* DAFTAR TUGAS:
1. Jawab pertanyaan berikut berdasarkan artikel tentang gaya sarungan Wakil Gubernur Jawa Tengah.
(a) Siapa dua tokoh yang disebut memimpin Jawa Tengah?
(b) Staf di ruang mana yang terutama tampak bersarung?
(c) Menurut Gus Yasin, dari mana penyesuaian pakaian itu muncul?
2. Tuliskan ulang kata demi kata bagian artikel tentang gaya sarungan Wakil Gubernur Jawa Tengah yang dibuka dengan kata-kata "Kompas.com - 21/02/2019, 16:03" dan ditutup dengan "(ASN) Pemprov Jateng.".

══ POTONGAN TEKS

KILAS DAERAH

Kilas Daerah Jawa Tengah

Ketika Gaya Sarungan Wagub Gus Yasin Beri Warna Baru Pemprov Jateng

Kompas.com - 21/02/2019, 16:03 WIB
Mikhael Gewati

Penulis


KOMPAS.com
- Kehadiran duet nasionalis religius, Ganjar Pranowo dan Taj Yasin Maimoen memimpin Jawa Tengah (Jateng) telah membawa warna baru di Pemerintah Provinsi (Pemprov) Jateng.

Khususnya kehadiran Wakil Gubernur Jateng Taj Yasin yang berasal dari kalangan santri. Penampilannya yang lekat dengan kostum khas, sarung dan peci telah membawa pengalaman baru bagi Aparatur Sipil Negara (ASN) Pemprov Jateng.

Kebiasaan sarungan pun mulai menular di kalangan ASN di Pemprov Jateng. Terutama para staf di ruang Tata Usaha Wakil Gubernur. Pada momen tertentu mereka nampak bersarung, menyesuaikan tampilan wakil gubernur.

Tentang hal ini, Gus Yasin mengaku tidak pernah mengharuskan ajudan dan stafnya berpakaian serupa dirinya. Namun diakui bahwa penyesuaian itu muncul dari inisiatif pribadi orang-orang di sekelilingnya.

════
══ MATERI

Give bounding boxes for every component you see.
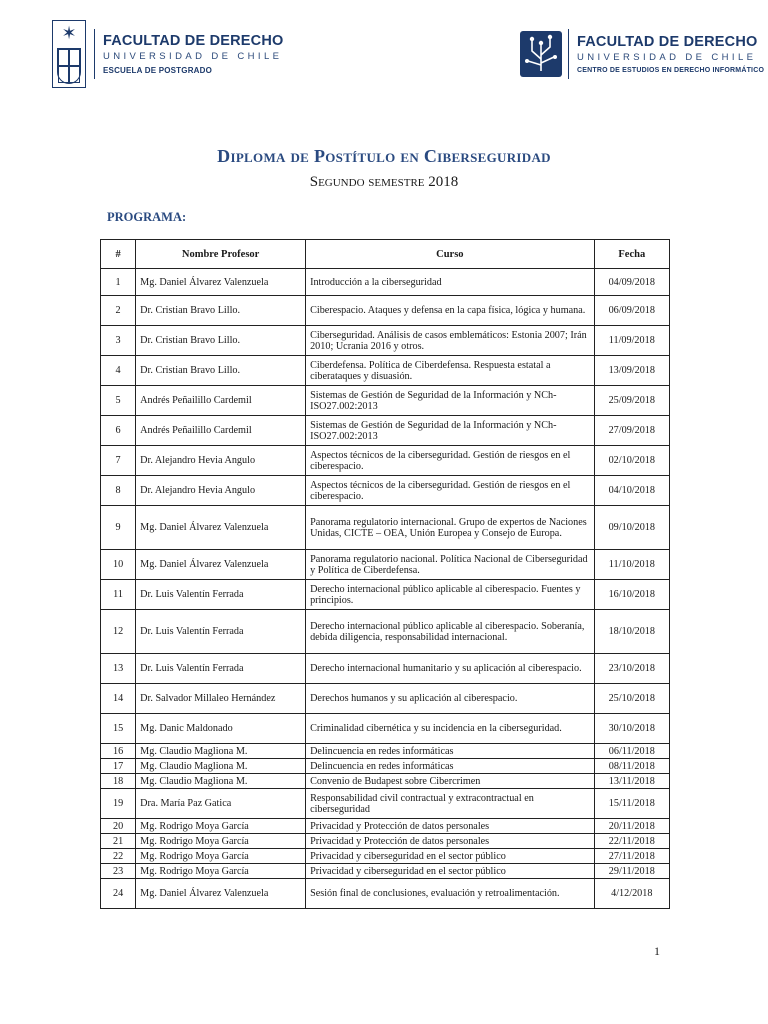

════

* HASIL YANG DIHARAPKAN:
1.
(a) Ganjar Pranowo dan Taj Yasin Maimoen.
(b) Staf di ruang Tata Usaha Wakil Gubernur.
(c) Dari inisiatif pribadi orang-orang di sekelilingnya.

2.
Kompas.com - 21/02/2019, 16:03 WIB
Mikhael Gewati

Penulis


KOMPAS.com
- Kehadiran duet nasionalis religius, Ganjar Pranowo dan Taj Yasin Maimoen memimpin Jawa Tengah (Jateng) telah membawa warna baru di Pemerintah Provinsi (Pemprov) Jateng.

Khususnya kehadiran Wakil Gubernur Jateng Taj Yasin yang berasal dari kalangan santri. Penampilannya yang lekat dengan kostum khas, sarung dan peci telah membawa pengalaman baru bagi Aparatur Sipil Negara (ASN) Pemprov Jateng.